_WHAT THE EXERCISE ASKS:_
Note how many lines hold the string "ylabel" and give that number without any other words.

_EXERCISE MATERIALS:_
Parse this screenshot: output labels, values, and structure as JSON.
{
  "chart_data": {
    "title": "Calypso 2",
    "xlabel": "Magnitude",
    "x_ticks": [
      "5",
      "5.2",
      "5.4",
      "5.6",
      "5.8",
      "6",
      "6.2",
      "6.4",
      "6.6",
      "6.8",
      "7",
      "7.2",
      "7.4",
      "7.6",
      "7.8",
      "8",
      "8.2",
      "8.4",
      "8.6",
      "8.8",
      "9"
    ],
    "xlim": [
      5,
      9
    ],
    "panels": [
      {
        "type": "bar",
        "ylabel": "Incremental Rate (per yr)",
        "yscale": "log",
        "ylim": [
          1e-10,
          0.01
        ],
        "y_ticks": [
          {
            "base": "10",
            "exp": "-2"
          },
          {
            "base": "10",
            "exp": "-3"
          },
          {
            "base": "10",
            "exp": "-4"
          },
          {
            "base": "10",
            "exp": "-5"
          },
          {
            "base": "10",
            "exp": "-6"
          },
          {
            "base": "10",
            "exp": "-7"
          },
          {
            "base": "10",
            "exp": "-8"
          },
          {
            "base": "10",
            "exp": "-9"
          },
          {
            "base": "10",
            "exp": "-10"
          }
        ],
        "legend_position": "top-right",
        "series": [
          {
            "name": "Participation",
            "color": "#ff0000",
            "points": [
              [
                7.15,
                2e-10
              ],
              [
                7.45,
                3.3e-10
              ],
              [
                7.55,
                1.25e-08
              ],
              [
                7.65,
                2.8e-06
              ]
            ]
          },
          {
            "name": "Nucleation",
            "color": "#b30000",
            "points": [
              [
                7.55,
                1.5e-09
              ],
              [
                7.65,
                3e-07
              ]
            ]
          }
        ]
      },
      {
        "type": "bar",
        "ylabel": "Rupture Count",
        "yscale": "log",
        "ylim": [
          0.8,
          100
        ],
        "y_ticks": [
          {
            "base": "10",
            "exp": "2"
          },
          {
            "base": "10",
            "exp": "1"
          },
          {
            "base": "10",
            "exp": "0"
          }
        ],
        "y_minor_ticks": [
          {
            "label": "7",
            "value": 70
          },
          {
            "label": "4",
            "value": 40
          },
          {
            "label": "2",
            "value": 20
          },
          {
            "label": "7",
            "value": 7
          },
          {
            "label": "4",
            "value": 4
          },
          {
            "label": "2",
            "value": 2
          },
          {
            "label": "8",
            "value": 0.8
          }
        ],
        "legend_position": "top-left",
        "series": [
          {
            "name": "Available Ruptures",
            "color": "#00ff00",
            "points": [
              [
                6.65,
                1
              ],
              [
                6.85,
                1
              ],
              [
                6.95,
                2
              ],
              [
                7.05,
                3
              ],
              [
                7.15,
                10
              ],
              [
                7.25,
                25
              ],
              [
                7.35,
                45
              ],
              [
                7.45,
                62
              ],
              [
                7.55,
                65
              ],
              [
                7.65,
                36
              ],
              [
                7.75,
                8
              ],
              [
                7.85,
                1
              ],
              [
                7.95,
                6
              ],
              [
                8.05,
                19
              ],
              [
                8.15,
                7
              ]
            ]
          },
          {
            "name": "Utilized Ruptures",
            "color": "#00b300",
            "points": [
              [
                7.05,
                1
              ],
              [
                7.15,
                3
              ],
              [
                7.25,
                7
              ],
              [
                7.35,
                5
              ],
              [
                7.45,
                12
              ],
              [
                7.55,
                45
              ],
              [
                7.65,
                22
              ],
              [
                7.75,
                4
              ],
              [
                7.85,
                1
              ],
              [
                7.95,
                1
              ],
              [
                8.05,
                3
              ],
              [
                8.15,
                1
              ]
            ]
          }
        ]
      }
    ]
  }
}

_EXERCISE OUTPUT:_
2